■ Exercise details
Can you rework the HS2 post, starting with "This is part" and going on through "22 May 2015).", so that "blog" is replaced by "website"?

Unfinished business, part 2

This is part two of a series that Peter Delow is running on his blog HS2 and the Environment.

(… continued from Unfinished business, part 1, posted on 22 May 2015).

Anyone who has spent time in Committee Room 5 in the Palace of Westminster in recent months will attest that conditions are somewhat cramped, particularly for members of the public. Despite this, those responsible for organising the Committee appear to have found room to accommodate no less a beast than a full-sized elephant, which has been standing in a corner of the room throughout the seven months that the Committee has been hearing petitioners. Strange as it may seem, petitioner after petitioner has been all too aware of the great hulk of this beast, but it appears to have been largely unnoticed by the Members of the Committee.

Unusually for HS2, this elephant is not white – it is actually green – and it represents the enormous damage that HS2, in its current form, will inflict upon our natural environment. If you find it hard to believe that the Members of the Select Committee are somehow managing to avoid recognising this pachyderm in their midst, you need look no further for confirmation than the Committee’s First Special Report of Session 2014-15. That the HS2 project would be very damaging to the environment is surely not in dispute (see footnote 1), and yet the Committee’s report signally fails to acknowledge this damage or demonstrate any inclination on the part of the Committee to tackle this issue.

■ Source data
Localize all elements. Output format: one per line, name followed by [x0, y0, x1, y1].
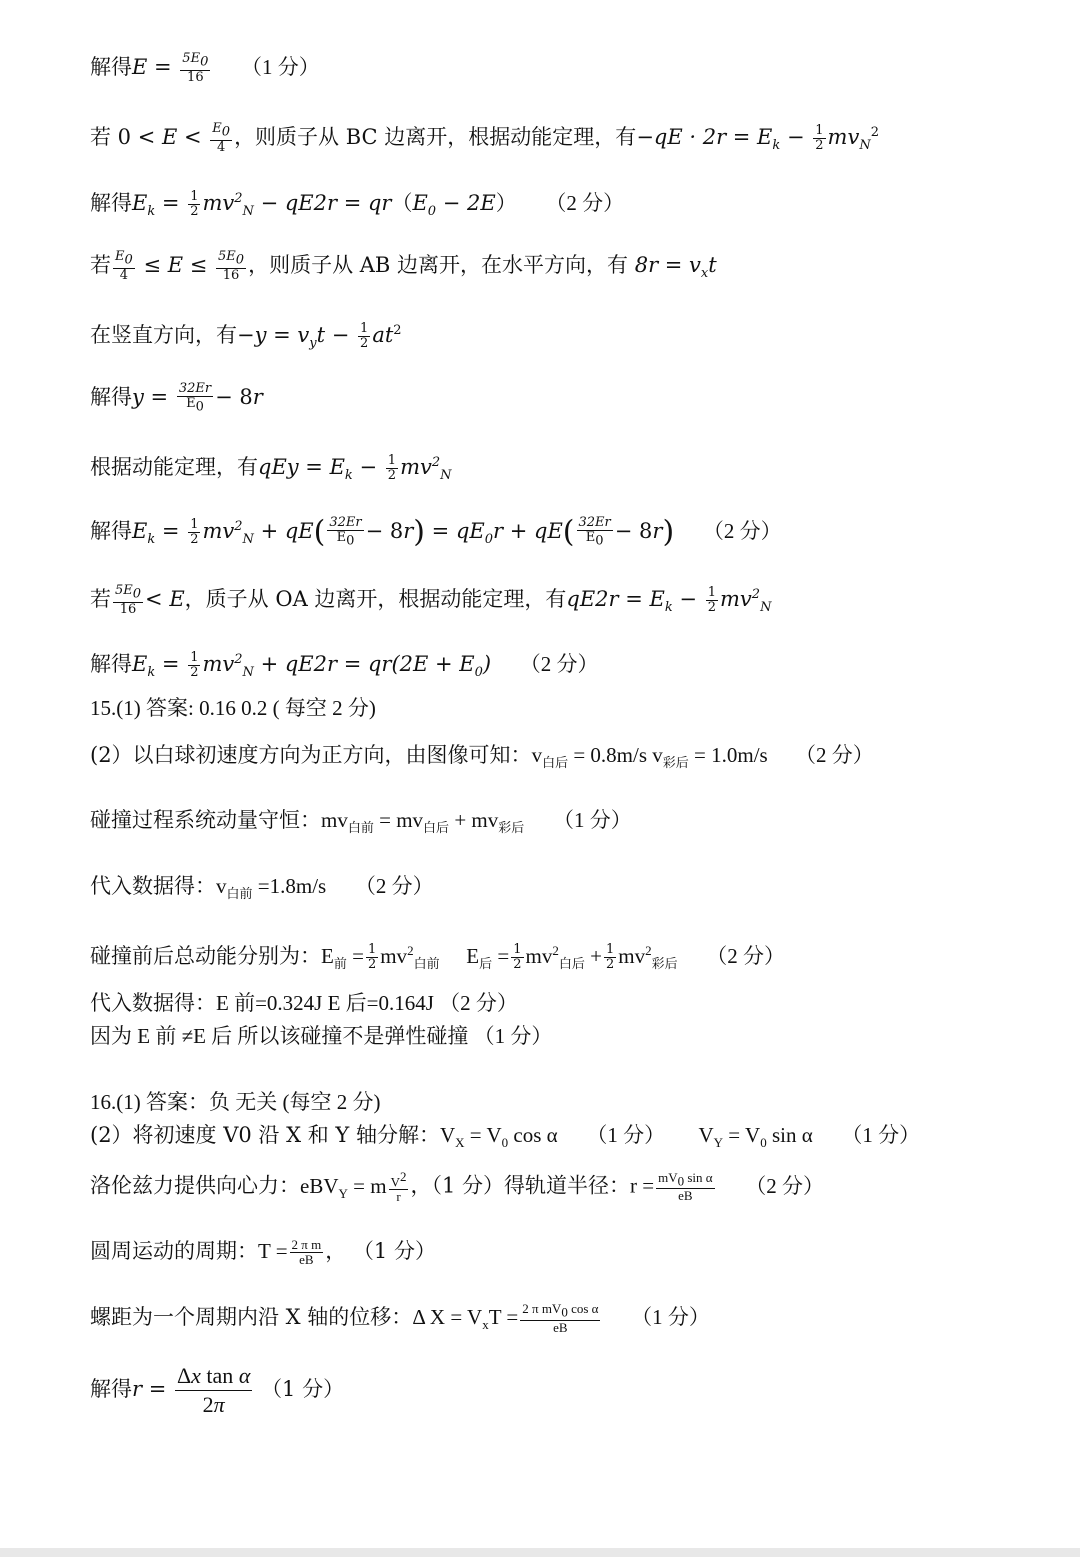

■ Expected answer
This is part two of a series that Peter Delow is running on his website HS2 and the Environment.

(… continued from Unfinished business, part 1, posted on 22 May 2015).